__TASK STATEMENT__:
Gather all lines from the material that contain the word "text".

----

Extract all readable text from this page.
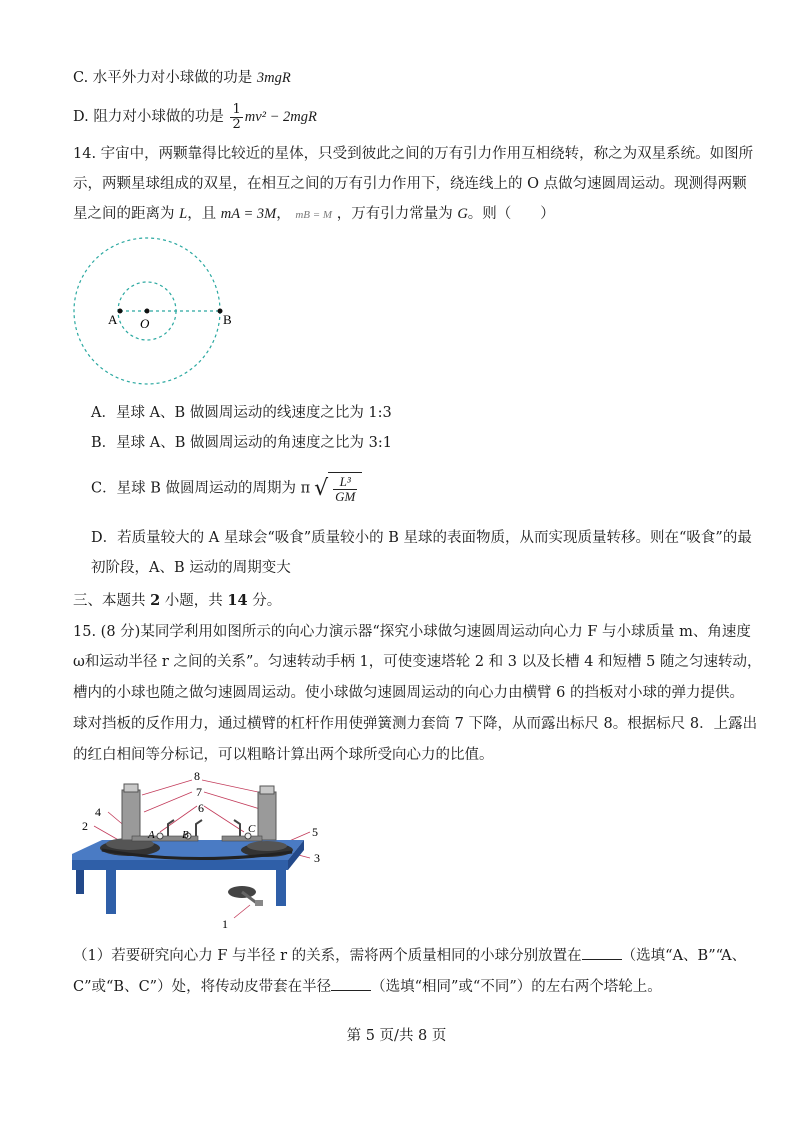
C. 水平外力对小球做的功是 3mgR
D. 阻力对小球做的功是 $\frac{1}{2} mv^2 - 2mgR$
14. 宇宙中，两颗靠得比较近的星体，只受到彼此之间的万有引力作用互相绕转，称之为双星系统。如图所
示，两颗星球组成的双星，在相互之间的万有引力作用下，绕连线上的 O 点做匀速圆周运动。现测得两颗
星之间的距离为 L，且 mA = 3M， mB = M ，万有引力常量为 G。则（　　）
A O	B
A．星球 A、B 做圆周运动的线速度之比为 1:3
B．星球 A、B 做圆周运动的角速度之比为 3:1
C．星球 B 做圆周运动的周期为 π √ $\frac{\text{L³}}{GM}$
D．若质量较大的 A 星球会“吸食”质量较小的 B 星球的表面物质，从而实现质量转移。则在“吸食”的最
初阶段，A、B 运动的周期变大
三、本题共 2 小题，共 14 分。
15. (8 分)某同学利用如图所示的向心力演示器“探究小球做匀速圆周运动向心力 F 与小球质量 m、角速度
ω和运动半径 r 之间的关系”。匀速转动手柄 1，可使变速塔轮 2 和 3 以及长槽 4 和短槽 5 随之匀速转动，
槽内的小球也随之做匀速圆周运动。使小球做匀速圆周运动的向心力由横臂 6 的挡板对小球的弹力提供。
球对挡板的反作用力，通过横臂的杠杆作用使弹簧测力套筒 7 下降，从而露出标尺 8。根据标尺 8．上露出
的红白相间等分标记，可以粗略计算出两个球所受向心力的比值。
8
7
6
4
2	5
3
1
A B	C
（1）若要研究向心力 F 与半径 r 的关系，需将两个质量相同的小球分别放置在	（选填“A、B”“A、
C”或“B、C”）处，将传动皮带套在半径	（选填“相同”或“不同”）的左右两个塔轮上。
第 5 页/共 8 页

----

__FINAL RESULT__:
Extract all readable text from this page.
C．星球 B 做圆周运动的周期为 π √ $\frac{\text{L³}}{GM}$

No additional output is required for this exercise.